*** Records shown ***

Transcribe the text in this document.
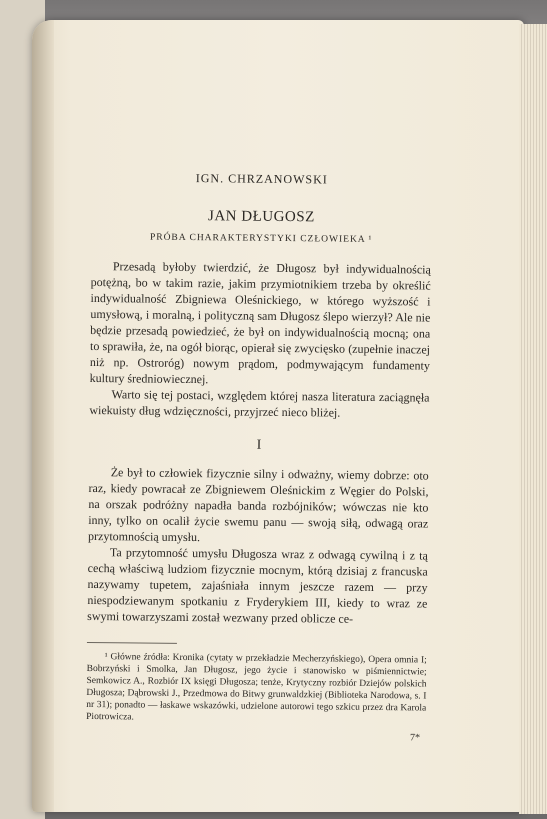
IGN. CHRZANOWSKI
JAN DŁUGOSZ
PRÓBA CHARAKTERYSTYKI CZŁOWIEKA ¹

Przesadą byłoby twierdzić, że Długosz był indywidualnością potężną, bo w takim razie, jakim przymiotnikiem trzeba by określić indywidualność Zbigniewa Oleśnickiego, w którego wyższość i umysłową, i moralną, i polityczną sam Długosz ślepo wierzył? Ale nie będzie przesadą powiedzieć, że był on indywidualnością mocną; ona to sprawiła, że, na ogół biorąc, opierał się zwycięsko (zupełnie inaczej niż np. Ostroróg) nowym prądom, podmywającym fundamenty kultury średniowiecznej.

Warto się tej postaci, względem której nasza literatura zaciągnęła wiekuisty dług wdzięczności, przyjrzeć nieco bliżej.

I

Że był to człowiek fizycznie silny i odważny, wiemy dobrze: oto raz, kiedy powracał ze Zbigniewem Oleśnickim z Węgier do Polski, na orszak podróżny napadła banda rozbójników; wówczas nie kto inny, tylko on ocalił życie swemu panu — swoją siłą, odwagą oraz przytomnością umysłu.

Ta przytomność umysłu Długosza wraz z odwagą cywilną i z tą cechą właściwą ludziom fizycznie mocnym, którą dzisiaj z francuska nazywamy tupetem, zajaśniała innym jeszcze razem — przy niespodziewanym spotkaniu z Fryderykiem III, kiedy to wraz ze swymi towarzyszami został wezwany przed oblicze ce-

¹ Główne źródła: Kronika (cytaty w przekładzie Mecherzyńskiego), Opera omnia I; Bobrzyński i Smolka, Jan Długosz, jego życie i stanowisko w piśmiennictwie; Semkowicz A., Rozbiór IX księgi Długosza; tenże, Krytyczny rozbiór Dziejów polskich Długosza; Dąbrowski J., Przedmowa do Bitwy grunwaldzkiej (Biblioteka Narodowa, s. I nr 31); ponadto — łaskawe wskazówki, udzielone autorowi tego szkicu przez dra Karola Piotrowicza.

7*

***

**Written exercise:**
Pictures in the records above are left out; print everything else exactly as written.

**Expected answer:**
Transcribe the text in this document.
IGN. CHRZANOWSKI
JAN DŁUGOSZ
PRÓBA CHARAKTERYSTYKI CZŁOWIEKA ¹

Przesadą byłoby twierdzić, że Długosz był indywidualnością potężną, bo w takim razie, jakim przymiotnikiem trzeba by określić indywidualność Zbigniewa Oleśnickiego, w którego wyższość i umysłową, i moralną, i polityczną sam Długosz ślepo wierzył? Ale nie będzie przesadą powiedzieć, że był on indywidualnością mocną; ona to sprawiła, że, na ogół biorąc, opierał się zwycięsko (zupełnie inaczej niż np. Ostroróg) nowym prądom, podmywającym fundamenty kultury średniowiecznej.

Warto się tej postaci, względem której nasza literatura zaciągnęła wiekuisty dług wdzięczności, przyjrzeć nieco bliżej.

I

Że był to człowiek fizycznie silny i odważny, wiemy dobrze: oto raz, kiedy powracał ze Zbigniewem Oleśnickim z Węgier do Polski, na orszak podróżny napadła banda rozbójników; wówczas nie kto inny, tylko on ocalił życie swemu panu — swoją siłą, odwagą oraz przytomnością umysłu.

Ta przytomność umysłu Długosza wraz z odwagą cywilną i z tą cechą właściwą ludziom fizycznie mocnym, którą dzisiaj z francuska nazywamy tupetem, zajaśniała innym jeszcze razem — przy niespodziewanym spotkaniu z Fryderykiem III, kiedy to wraz ze swymi towarzyszami został wezwany przed oblicze ce-

¹ Główne źródła: Kronika (cytaty w przekładzie Mecherzyńskiego), Opera omnia I; Bobrzyński i Smolka, Jan Długosz, jego życie i stanowisko w piśmiennictwie; Semkowicz A., Rozbiór IX księgi Długosza; tenże, Krytyczny rozbiór Dziejów polskich Długosza; Dąbrowski J., Przedmowa do Bitwy grunwaldzkiej (Biblioteka Narodowa, s. I nr 31); ponadto — łaskawe wskazówki, udzielone autorowi tego szkicu przez dra Karola Piotrowicza.

7*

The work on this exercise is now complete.